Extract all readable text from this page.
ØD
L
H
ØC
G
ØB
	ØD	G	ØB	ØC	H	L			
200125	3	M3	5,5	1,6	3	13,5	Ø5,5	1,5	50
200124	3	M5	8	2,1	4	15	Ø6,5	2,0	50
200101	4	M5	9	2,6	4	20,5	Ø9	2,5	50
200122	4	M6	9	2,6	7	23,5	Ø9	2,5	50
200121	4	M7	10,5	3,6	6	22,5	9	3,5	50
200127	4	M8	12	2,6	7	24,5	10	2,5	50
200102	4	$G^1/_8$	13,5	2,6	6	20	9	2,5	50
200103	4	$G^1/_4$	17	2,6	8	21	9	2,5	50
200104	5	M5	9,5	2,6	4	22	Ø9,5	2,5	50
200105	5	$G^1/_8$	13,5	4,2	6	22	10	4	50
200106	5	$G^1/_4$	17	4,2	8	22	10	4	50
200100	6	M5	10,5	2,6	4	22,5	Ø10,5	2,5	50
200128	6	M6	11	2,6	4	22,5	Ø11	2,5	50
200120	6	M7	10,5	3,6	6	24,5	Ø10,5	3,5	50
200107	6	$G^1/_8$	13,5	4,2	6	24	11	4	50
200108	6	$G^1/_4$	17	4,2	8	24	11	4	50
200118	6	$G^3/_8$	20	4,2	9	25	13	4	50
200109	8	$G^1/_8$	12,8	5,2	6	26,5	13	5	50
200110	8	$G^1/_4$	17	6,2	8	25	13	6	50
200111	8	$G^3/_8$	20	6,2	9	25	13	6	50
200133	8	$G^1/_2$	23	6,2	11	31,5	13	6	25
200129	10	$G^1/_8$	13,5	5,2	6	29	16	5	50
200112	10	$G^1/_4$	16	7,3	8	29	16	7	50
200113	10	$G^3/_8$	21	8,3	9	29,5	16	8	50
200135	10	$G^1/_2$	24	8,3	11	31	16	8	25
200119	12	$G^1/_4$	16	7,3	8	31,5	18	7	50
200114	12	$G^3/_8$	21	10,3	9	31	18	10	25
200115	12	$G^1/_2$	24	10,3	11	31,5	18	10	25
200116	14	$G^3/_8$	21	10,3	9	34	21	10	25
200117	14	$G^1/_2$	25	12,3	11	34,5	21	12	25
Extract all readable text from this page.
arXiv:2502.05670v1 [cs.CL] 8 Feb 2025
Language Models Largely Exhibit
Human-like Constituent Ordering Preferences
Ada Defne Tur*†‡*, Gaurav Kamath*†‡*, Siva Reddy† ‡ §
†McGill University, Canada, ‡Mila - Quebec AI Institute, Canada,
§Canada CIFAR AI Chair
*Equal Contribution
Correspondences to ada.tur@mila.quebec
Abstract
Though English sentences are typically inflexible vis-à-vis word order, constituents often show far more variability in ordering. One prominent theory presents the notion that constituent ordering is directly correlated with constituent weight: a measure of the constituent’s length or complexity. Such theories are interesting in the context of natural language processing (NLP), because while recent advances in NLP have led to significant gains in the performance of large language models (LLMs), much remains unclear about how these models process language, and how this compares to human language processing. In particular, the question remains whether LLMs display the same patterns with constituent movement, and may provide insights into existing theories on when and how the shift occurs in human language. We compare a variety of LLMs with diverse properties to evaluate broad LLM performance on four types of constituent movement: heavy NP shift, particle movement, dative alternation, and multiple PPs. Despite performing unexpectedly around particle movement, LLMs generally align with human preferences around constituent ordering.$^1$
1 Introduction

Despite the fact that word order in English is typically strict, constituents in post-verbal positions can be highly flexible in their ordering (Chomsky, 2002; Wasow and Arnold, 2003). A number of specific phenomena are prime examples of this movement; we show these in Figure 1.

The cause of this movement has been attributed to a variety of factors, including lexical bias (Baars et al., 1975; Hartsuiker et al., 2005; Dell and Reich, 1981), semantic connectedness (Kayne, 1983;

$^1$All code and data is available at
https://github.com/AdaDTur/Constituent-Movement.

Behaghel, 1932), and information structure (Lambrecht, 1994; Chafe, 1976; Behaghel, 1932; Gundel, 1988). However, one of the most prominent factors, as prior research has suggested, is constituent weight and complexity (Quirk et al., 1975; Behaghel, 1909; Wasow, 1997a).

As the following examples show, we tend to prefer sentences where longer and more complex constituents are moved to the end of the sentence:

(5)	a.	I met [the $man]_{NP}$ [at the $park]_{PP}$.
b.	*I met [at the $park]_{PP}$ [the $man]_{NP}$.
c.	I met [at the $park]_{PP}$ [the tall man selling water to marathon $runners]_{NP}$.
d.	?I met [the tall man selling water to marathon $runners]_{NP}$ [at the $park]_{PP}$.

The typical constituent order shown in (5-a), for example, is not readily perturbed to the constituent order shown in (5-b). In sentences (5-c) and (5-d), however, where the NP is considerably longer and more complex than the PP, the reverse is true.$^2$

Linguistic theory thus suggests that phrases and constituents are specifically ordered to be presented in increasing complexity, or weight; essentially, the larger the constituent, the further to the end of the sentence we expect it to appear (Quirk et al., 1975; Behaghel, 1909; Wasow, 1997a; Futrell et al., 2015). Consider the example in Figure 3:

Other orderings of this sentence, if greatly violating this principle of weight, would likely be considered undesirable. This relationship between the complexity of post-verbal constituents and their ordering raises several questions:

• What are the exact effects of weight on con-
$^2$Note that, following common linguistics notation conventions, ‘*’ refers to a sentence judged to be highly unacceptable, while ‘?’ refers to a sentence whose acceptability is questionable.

## Work required
Write the data from above out again, exactly.

## Written answer
Extract all readable text from this page.
ØD
L
H
ØC
G
ØB
	ØD	G	ØB	ØC	H	L			
200125	3	M3	5,5	1,6	3	13,5	Ø5,5	1,5	50
200124	3	M5	8	2,1	4	15	Ø6,5	2,0	50
200101	4	M5	9	2,6	4	20,5	Ø9	2,5	50
200122	4	M6	9	2,6	7	23,5	Ø9	2,5	50
200121	4	M7	10,5	3,6	6	22,5	9	3,5	50
200127	4	M8	12	2,6	7	24,5	10	2,5	50
200102	4	$G^1/_8$	13,5	2,6	6	20	9	2,5	50
200103	4	$G^1/_4$	17	2,6	8	21	9	2,5	50
200104	5	M5	9,5	2,6	4	22	Ø9,5	2,5	50
200105	5	$G^1/_8$	13,5	4,2	6	22	10	4	50
200106	5	$G^1/_4$	17	4,2	8	22	10	4	50
200100	6	M5	10,5	2,6	4	22,5	Ø10,5	2,5	50
200128	6	M6	11	2,6	4	22,5	Ø11	2,5	50
200120	6	M7	10,5	3,6	6	24,5	Ø10,5	3,5	50
200107	6	$G^1/_8$	13,5	4,2	6	24	11	4	50
200108	6	$G^1/_4$	17	4,2	8	24	11	4	50
200118	6	$G^3/_8$	20	4,2	9	25	13	4	50
200109	8	$G^1/_8$	12,8	5,2	6	26,5	13	5	50
200110	8	$G^1/_4$	17	6,2	8	25	13	6	50
200111	8	$G^3/_8$	20	6,2	9	25	13	6	50
200133	8	$G^1/_2$	23	6,2	11	31,5	13	6	25
200129	10	$G^1/_8$	13,5	5,2	6	29	16	5	50
200112	10	$G^1/_4$	16	7,3	8	29	16	7	50
200113	10	$G^3/_8$	21	8,3	9	29,5	16	8	50
200135	10	$G^1/_2$	24	8,3	11	31	16	8	25
200119	12	$G^1/_4$	16	7,3	8	31,5	18	7	50
200114	12	$G^3/_8$	21	10,3	9	31	18	10	25
200115	12	$G^1/_2$	24	10,3	11	31,5	18	10	25
200116	14	$G^3/_8$	21	10,3	9	34	21	10	25
200117	14	$G^1/_2$	25	12,3	11	34,5	21	12	25
Extract all readable text from this page.
arXiv:2502.05670v1 [cs.CL] 8 Feb 2025
Language Models Largely Exhibit
Human-like Constituent Ordering Preferences
Ada Defne Tur*†‡*, Gaurav Kamath*†‡*, Siva Reddy† ‡ §
†McGill University, Canada, ‡Mila - Quebec AI Institute, Canada,
§Canada CIFAR AI Chair
*Equal Contribution
Correspondences to ada.tur@mila.quebec
Abstract
Though English sentences are typically inflexible vis-à-vis word order, constituents often show far more variability in ordering. One prominent theory presents the notion that constituent ordering is directly correlated with constituent weight: a measure of the constituent’s length or complexity. Such theories are interesting in the context of natural language processing (NLP), because while recent advances in NLP have led to significant gains in the performance of large language models (LLMs), much remains unclear about how these models process language, and how this compares to human language processing. In particular, the question remains whether LLMs display the same patterns with constituent movement, and may provide insights into existing theories on when and how the shift occurs in human language. We compare a variety of LLMs with diverse properties to evaluate broad LLM performance on four types of constituent movement: heavy NP shift, particle movement, dative alternation, and multiple PPs. Despite performing unexpectedly around particle movement, LLMs generally align with human preferences around constituent ordering.$^1$
1 Introduction

Despite the fact that word order in English is typically strict, constituents in post-verbal positions can be highly flexible in their ordering (Chomsky, 2002; Wasow and Arnold, 2003). A number of specific phenomena are prime examples of this movement; we show these in Figure 1.

The cause of this movement has been attributed to a variety of factors, including lexical bias (Baars et al., 1975; Hartsuiker et al., 2005; Dell and Reich, 1981), semantic connectedness (Kayne, 1983;

$^1$All code and data is available at
https://github.com/AdaDTur/Constituent-Movement.

Behaghel, 1932), and information structure (Lambrecht, 1994; Chafe, 1976; Behaghel, 1932; Gundel, 1988). However, one of the most prominent factors, as prior research has suggested, is constituent weight and complexity (Quirk et al., 1975; Behaghel, 1909; Wasow, 1997a).

As the following examples show, we tend to prefer sentences where longer and more complex constituents are moved to the end of the sentence:

(5)	a.	I met [the $man]_{NP}$ [at the $park]_{PP}$.
b.	*I met [at the $park]_{PP}$ [the $man]_{NP}$.
c.	I met [at the $park]_{PP}$ [the tall man selling water to marathon $runners]_{NP}$.
d.	?I met [the tall man selling water to marathon $runners]_{NP}$ [at the $park]_{PP}$.

The typical constituent order shown in (5-a), for example, is not readily perturbed to the constituent order shown in (5-b). In sentences (5-c) and (5-d), however, where the NP is considerably longer and more complex than the PP, the reverse is true.$^2$

Linguistic theory thus suggests that phrases and constituents are specifically ordered to be presented in increasing complexity, or weight; essentially, the larger the constituent, the further to the end of the sentence we expect it to appear (Quirk et al., 1975; Behaghel, 1909; Wasow, 1997a; Futrell et al., 2015). Consider the example in Figure 3:

Other orderings of this sentence, if greatly violating this principle of weight, would likely be considered undesirable. This relationship between the complexity of post-verbal constituents and their ordering raises several questions:

• What are the exact effects of weight on con-
$^2$Note that, following common linguistics notation conventions, ‘*’ refers to a sentence judged to be highly unacceptable, while ‘?’ refers to a sentence whose acceptability is questionable.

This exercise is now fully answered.